WHAT TO PRODUCE: If a line below contains "BBAA", count it. Report the final total and nothing more.

(Records from a collection of figures)
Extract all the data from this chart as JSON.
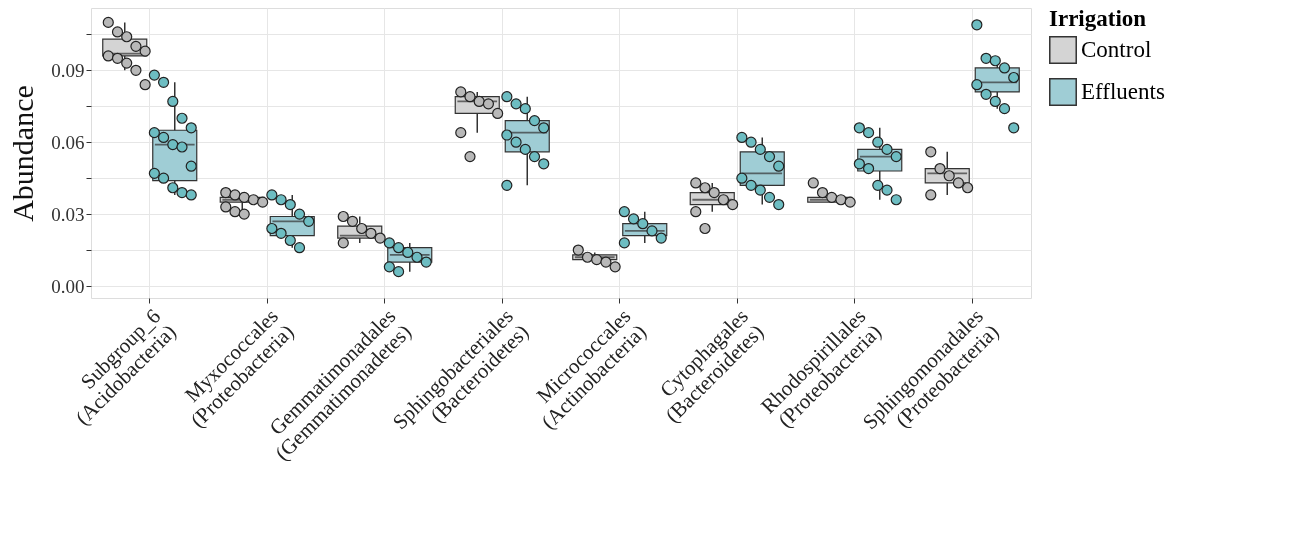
{
  "chart_data": {
    "type": "box",
    "ylabel": "Abundance",
    "legend_title": "Irrigation",
    "legend": "right",
    "grid": true,
    "categories": [
      "Subgroup_6\n(Acidobacteria)",
      "Myxococcales\n(Proteobacteria)",
      "Gemmatimonadales\n(Gemmatimonadetes)",
      "Sphingobacteriales\n(Bacteroidetes)",
      "Micrococcales\n(Actinobacteria)",
      "Cytophagales\n(Bacteroidetes)",
      "Rhodospirillales\n(Proteobacteria)",
      "Sphingomonadales\n(Proteobacteria)"
    ],
    "ylim": [
      -0.005,
      0.116
    ],
    "yticks": [
      {
        "value": 0,
        "label": "0.00"
      },
      {
        "value": 0.015,
        "label": null
      },
      0.03,
      {
        "value": 0.045,
        "label": null
      },
      0.06,
      {
        "value": 0.075,
        "label": null
      },
      0.09,
      {
        "value": 0.105,
        "label": null
      }
    ],
    "series": [
      {
        "name": "Control",
        "color": "#d4d4d4",
        "boxes": [
          {
            "low": 0.09,
            "q1": 0.096,
            "median": 0.097,
            "q3": 0.103,
            "high": 0.11
          },
          {
            "low": 0.03,
            "q1": 0.035,
            "median": 0.036,
            "q3": 0.037,
            "high": 0.039
          },
          {
            "low": 0.018,
            "q1": 0.02,
            "median": 0.021,
            "q3": 0.025,
            "high": 0.029
          },
          {
            "low": 0.064,
            "q1": 0.072,
            "median": 0.077,
            "q3": 0.079,
            "high": 0.081
          },
          {
            "low": 0.01,
            "q1": 0.011,
            "median": 0.012,
            "q3": 0.013,
            "high": 0.014
          },
          {
            "low": 0.031,
            "q1": 0.034,
            "median": 0.036,
            "q3": 0.039,
            "high": 0.043
          },
          {
            "low": 0.035,
            "q1": 0.035,
            "median": 0.036,
            "q3": 0.037,
            "high": 0.038
          },
          {
            "low": 0.038,
            "q1": 0.043,
            "median": 0.047,
            "q3": 0.049,
            "high": 0.056
          }
        ]
      },
      {
        "name": "Effluents",
        "color": "#9fcdd5",
        "boxes": [
          {
            "low": 0.038,
            "q1": 0.044,
            "median": 0.059,
            "q3": 0.065,
            "high": 0.085
          },
          {
            "low": 0.016,
            "q1": 0.021,
            "median": 0.027,
            "q3": 0.029,
            "high": 0.038
          },
          {
            "low": 0.006,
            "q1": 0.01,
            "median": 0.013,
            "q3": 0.016,
            "high": 0.018
          },
          {
            "low": 0.042,
            "q1": 0.056,
            "median": 0.064,
            "q3": 0.069,
            "high": 0.079
          },
          {
            "low": 0.018,
            "q1": 0.021,
            "median": 0.023,
            "q3": 0.026,
            "high": 0.031
          },
          {
            "low": 0.034,
            "q1": 0.042,
            "median": 0.047,
            "q3": 0.056,
            "high": 0.062
          },
          {
            "low": 0.036,
            "q1": 0.048,
            "median": 0.054,
            "q3": 0.057,
            "high": 0.066
          },
          {
            "low": 0.074,
            "q1": 0.081,
            "median": 0.085,
            "q3": 0.091,
            "high": 0.095
          }
        ]
      },
      {
        "type": "scatter",
        "color": "#b8b8b8",
        "x": [
          "Subgroup_6\n(Acidobacteria)",
          "Subgroup_6\n(Acidobacteria)",
          "Subgroup_6\n(Acidobacteria)",
          "Subgroup_6\n(Acidobacteria)",
          "Subgroup_6\n(Acidobacteria)",
          "Subgroup_6\n(Acidobacteria)",
          "Subgroup_6\n(Acidobacteria)",
          "Subgroup_6\n(Acidobacteria)",
          "Subgroup_6\n(Acidobacteria)",
          "Subgroup_6\n(Acidobacteria)",
          "Myxococcales\n(Proteobacteria)",
          "Myxococcales\n(Proteobacteria)",
          "Myxococcales\n(Proteobacteria)",
          "Myxococcales\n(Proteobacteria)",
          "Myxococcales\n(Proteobacteria)",
          "Myxococcales\n(Proteobacteria)",
          "Myxococcales\n(Proteobacteria)",
          "Myxococcales\n(Proteobacteria)",
          "Gemmatimonadales\n(Gemmatimonadetes)",
          "Gemmatimonadales\n(Gemmatimonadetes)",
          "Gemmatimonadales\n(Gemmatimonadetes)",
          "Gemmatimonadales\n(Gemmatimonadetes)",
          "Gemmatimonadales\n(Gemmatimonadetes)",
          "Gemmatimonadales\n(Gemmatimonadetes)",
          "Sphingobacteriales\n(Bacteroidetes)",
          "Sphingobacteriales\n(Bacteroidetes)",
          "Sphingobacteriales\n(Bacteroidetes)",
          "Sphingobacteriales\n(Bacteroidetes)",
          "Sphingobacteriales\n(Bacteroidetes)",
          "Sphingobacteriales\n(Bacteroidetes)",
          "Sphingobacteriales\n(Bacteroidetes)",
          "Micrococcales\n(Actinobacteria)",
          "Micrococcales\n(Actinobacteria)",
          "Micrococcales\n(Actinobacteria)",
          "Micrococcales\n(Actinobacteria)",
          "Micrococcales\n(Actinobacteria)",
          "Cytophagales\n(Bacteroidetes)",
          "Cytophagales\n(Bacteroidetes)",
          "Cytophagales\n(Bacteroidetes)",
          "Cytophagales\n(Bacteroidetes)",
          "Cytophagales\n(Bacteroidetes)",
          "Cytophagales\n(Bacteroidetes)",
          "Cytophagales\n(Bacteroidetes)",
          "Rhodospirillales\n(Proteobacteria)",
          "Rhodospirillales\n(Proteobacteria)",
          "Rhodospirillales\n(Proteobacteria)",
          "Rhodospirillales\n(Proteobacteria)",
          "Rhodospirillales\n(Proteobacteria)",
          "Sphingomonadales\n(Proteobacteria)",
          "Sphingomonadales\n(Proteobacteria)",
          "Sphingomonadales\n(Proteobacteria)",
          "Sphingomonadales\n(Proteobacteria)",
          "Sphingomonadales\n(Proteobacteria)",
          "Sphingomonadales\n(Proteobacteria)"
        ],
        "values": [
          0.11,
          0.106,
          0.104,
          0.1,
          0.098,
          0.096,
          0.095,
          0.093,
          0.09,
          0.084,
          0.039,
          0.038,
          0.037,
          0.036,
          0.035,
          0.033,
          0.031,
          0.03,
          0.029,
          0.027,
          0.024,
          0.022,
          0.02,
          0.018,
          0.081,
          0.079,
          0.077,
          0.076,
          0.072,
          0.064,
          0.054,
          0.015,
          0.012,
          0.011,
          0.01,
          0.008,
          0.043,
          0.041,
          0.039,
          0.036,
          0.034,
          0.031,
          0.024,
          0.043,
          0.039,
          0.037,
          0.036,
          0.035,
          0.056,
          0.049,
          0.046,
          0.043,
          0.041,
          0.038
        ]
      },
      {
        "type": "scatter",
        "color": "#6dbdc2",
        "x": [
          "Subgroup_6\n(Acidobacteria)",
          "Subgroup_6\n(Acidobacteria)",
          "Subgroup_6\n(Acidobacteria)",
          "Subgroup_6\n(Acidobacteria)",
          "Subgroup_6\n(Acidobacteria)",
          "Subgroup_6\n(Acidobacteria)",
          "Subgroup_6\n(Acidobacteria)",
          "Subgroup_6\n(Acidobacteria)",
          "Subgroup_6\n(Acidobacteria)",
          "Subgroup_6\n(Acidobacteria)",
          "Subgroup_6\n(Acidobacteria)",
          "Subgroup_6\n(Acidobacteria)",
          "Subgroup_6\n(Acidobacteria)",
          "Subgroup_6\n(Acidobacteria)",
          "Subgroup_6\n(Acidobacteria)",
          "Myxococcales\n(Proteobacteria)",
          "Myxococcales\n(Proteobacteria)",
          "Myxococcales\n(Proteobacteria)",
          "Myxococcales\n(Proteobacteria)",
          "Myxococcales\n(Proteobacteria)",
          "Myxococcales\n(Proteobacteria)",
          "Myxococcales\n(Proteobacteria)",
          "Myxococcales\n(Proteobacteria)",
          "Myxococcales\n(Proteobacteria)",
          "Gemmatimonadales\n(Gemmatimonadetes)",
          "Gemmatimonadales\n(Gemmatimonadetes)",
          "Gemmatimonadales\n(Gemmatimonadetes)",
          "Gemmatimonadales\n(Gemmatimonadetes)",
          "Gemmatimonadales\n(Gemmatimonadetes)",
          "Gemmatimonadales\n(Gemmatimonadetes)",
          "Gemmatimonadales\n(Gemmatimonadetes)",
          "Sphingobacteriales\n(Bacteroidetes)",
          "Sphingobacteriales\n(Bacteroidetes)",
          "Sphingobacteriales\n(Bacteroidetes)",
          "Sphingobacteriales\n(Bacteroidetes)",
          "Sphingobacteriales\n(Bacteroidetes)",
          "Sphingobacteriales\n(Bacteroidetes)",
          "Sphingobacteriales\n(Bacteroidetes)",
          "Sphingobacteriales\n(Bacteroidetes)",
          "Sphingobacteriales\n(Bacteroidetes)",
          "Sphingobacteriales\n(Bacteroidetes)",
          "Sphingobacteriales\n(Bacteroidetes)",
          "Micrococcales\n(Actinobacteria)",
          "Micrococcales\n(Actinobacteria)",
          "Micrococcales\n(Actinobacteria)",
          "Micrococcales\n(Actinobacteria)",
          "Micrococcales\n(Actinobacteria)",
          "Micrococcales\n(Actinobacteria)",
          "Cytophagales\n(Bacteroidetes)",
          "Cytophagales\n(Bacteroidetes)",
          "Cytophagales\n(Bacteroidetes)",
          "Cytophagales\n(Bacteroidetes)",
          "Cytophagales\n(Bacteroidetes)",
          "Cytophagales\n(Bacteroidetes)",
          "Cytophagales\n(Bacteroidetes)",
          "Cytophagales\n(Bacteroidetes)",
          "Cytophagales\n(Bacteroidetes)",
          "Cytophagales\n(Bacteroidetes)",
          "Rhodospirillales\n(Proteobacteria)",
          "Rhodospirillales\n(Proteobacteria)",
          "Rhodospirillales\n(Proteobacteria)",
          "Rhodospirillales\n(Proteobacteria)",
          "Rhodospirillales\n(Proteobacteria)",
          "Rhodospirillales\n(Proteobacteria)",
          "Rhodospirillales\n(Proteobacteria)",
          "Rhodospirillales\n(Proteobacteria)",
          "Rhodospirillales\n(Proteobacteria)",
          "Rhodospirillales\n(Proteobacteria)",
          "Sphingomonadales\n(Proteobacteria)",
          "Sphingomonadales\n(Proteobacteria)",
          "Sphingomonadales\n(Proteobacteria)",
          "Sphingomonadales\n(Proteobacteria)",
          "Sphingomonadales\n(Proteobacteria)",
          "Sphingomonadales\n(Proteobacteria)",
          "Sphingomonadales\n(Proteobacteria)",
          "Sphingomonadales\n(Proteobacteria)",
          "Sphingomonadales\n(Proteobacteria)",
          "Sphingomonadales\n(Proteobacteria)"
        ],
        "values": [
          0.088,
          0.085,
          0.077,
          0.07,
          0.066,
          0.064,
          0.062,
          0.059,
          0.058,
          0.05,
          0.047,
          0.045,
          0.041,
          0.039,
          0.038,
          0.038,
          0.036,
          0.034,
          0.03,
          0.027,
          0.024,
          0.022,
          0.019,
          0.016,
          0.018,
          0.016,
          0.014,
          0.012,
          0.01,
          0.008,
          0.006,
          0.079,
          0.076,
          0.074,
          0.069,
          0.066,
          0.063,
          0.06,
          0.057,
          0.054,
          0.051,
          0.042,
          0.031,
          0.028,
          0.026,
          0.023,
          0.02,
          0.018,
          0.062,
          0.06,
          0.057,
          0.054,
          0.05,
          0.045,
          0.042,
          0.04,
          0.037,
          0.034,
          0.066,
          0.064,
          0.06,
          0.057,
          0.054,
          0.051,
          0.049,
          0.042,
          0.04,
          0.036,
          0.109,
          0.095,
          0.094,
          0.091,
          0.087,
          0.084,
          0.08,
          0.077,
          0.074,
          0.066
        ]
      }
    ]
  }
}
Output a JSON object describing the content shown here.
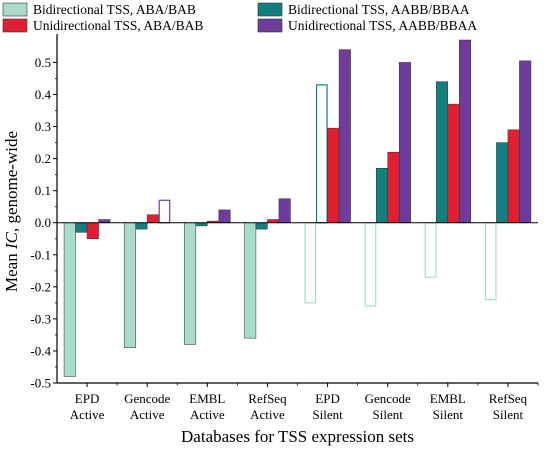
{
  "chart_data": {
    "type": "bar",
    "xlabel": "Databases for TSS expression sets",
    "ylabel_prefix": "Mean ",
    "ylabel_italic": "IC",
    "ylabel_suffix": ", genome-wide",
    "ylim": [
      -0.5,
      0.57
    ],
    "yticks": [
      -0.5,
      -0.4,
      -0.3,
      -0.2,
      -0.1,
      0.0,
      0.1,
      0.2,
      0.3,
      0.4,
      0.5
    ],
    "ytick_labels": [
      "-0.5",
      "-0.4",
      "-0.3",
      "-0.2",
      "-0.1",
      "0.0",
      "0.1",
      "0.2",
      "0.3",
      "0.4",
      "0.5"
    ],
    "categories": [
      [
        "EPD",
        "Active"
      ],
      [
        "Gencode",
        "Active"
      ],
      [
        "EMBL",
        "Active"
      ],
      [
        "RefSeq",
        "Active"
      ],
      [
        "EPD",
        "Silent"
      ],
      [
        "Gencode",
        "Silent"
      ],
      [
        "EMBL",
        "Silent"
      ],
      [
        "RefSeq",
        "Silent"
      ]
    ],
    "legend_placement": "top",
    "series": [
      {
        "name": "Bidirectional TSS, ABA/BAB",
        "color": "#a8dcc9",
        "values": [
          -0.48,
          -0.39,
          -0.38,
          -0.36,
          -0.25,
          -0.26,
          -0.17,
          -0.24
        ],
        "hollow": [
          false,
          false,
          false,
          false,
          true,
          true,
          true,
          true
        ]
      },
      {
        "name": "Bidirectional TSS, AABB/BBAA",
        "color": "#137f7f",
        "values": [
          -0.03,
          -0.02,
          -0.01,
          -0.02,
          0.43,
          0.17,
          0.44,
          0.25
        ],
        "hollow": [
          false,
          false,
          false,
          false,
          true,
          false,
          false,
          false
        ]
      },
      {
        "name": "Unidirectional TSS, ABA/BAB",
        "color": "#e02030",
        "values": [
          -0.05,
          0.025,
          0.005,
          0.01,
          0.295,
          0.22,
          0.37,
          0.29
        ],
        "hollow": [
          false,
          false,
          false,
          false,
          false,
          false,
          false,
          false
        ]
      },
      {
        "name": "Unidirectional TSS, AABB/BBAA",
        "color": "#6d3c9c",
        "values": [
          0.01,
          0.07,
          0.04,
          0.075,
          0.54,
          0.5,
          0.57,
          0.505
        ],
        "hollow": [
          false,
          true,
          false,
          false,
          false,
          false,
          false,
          false
        ]
      }
    ]
  }
}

EXERCISE ANSWER: 2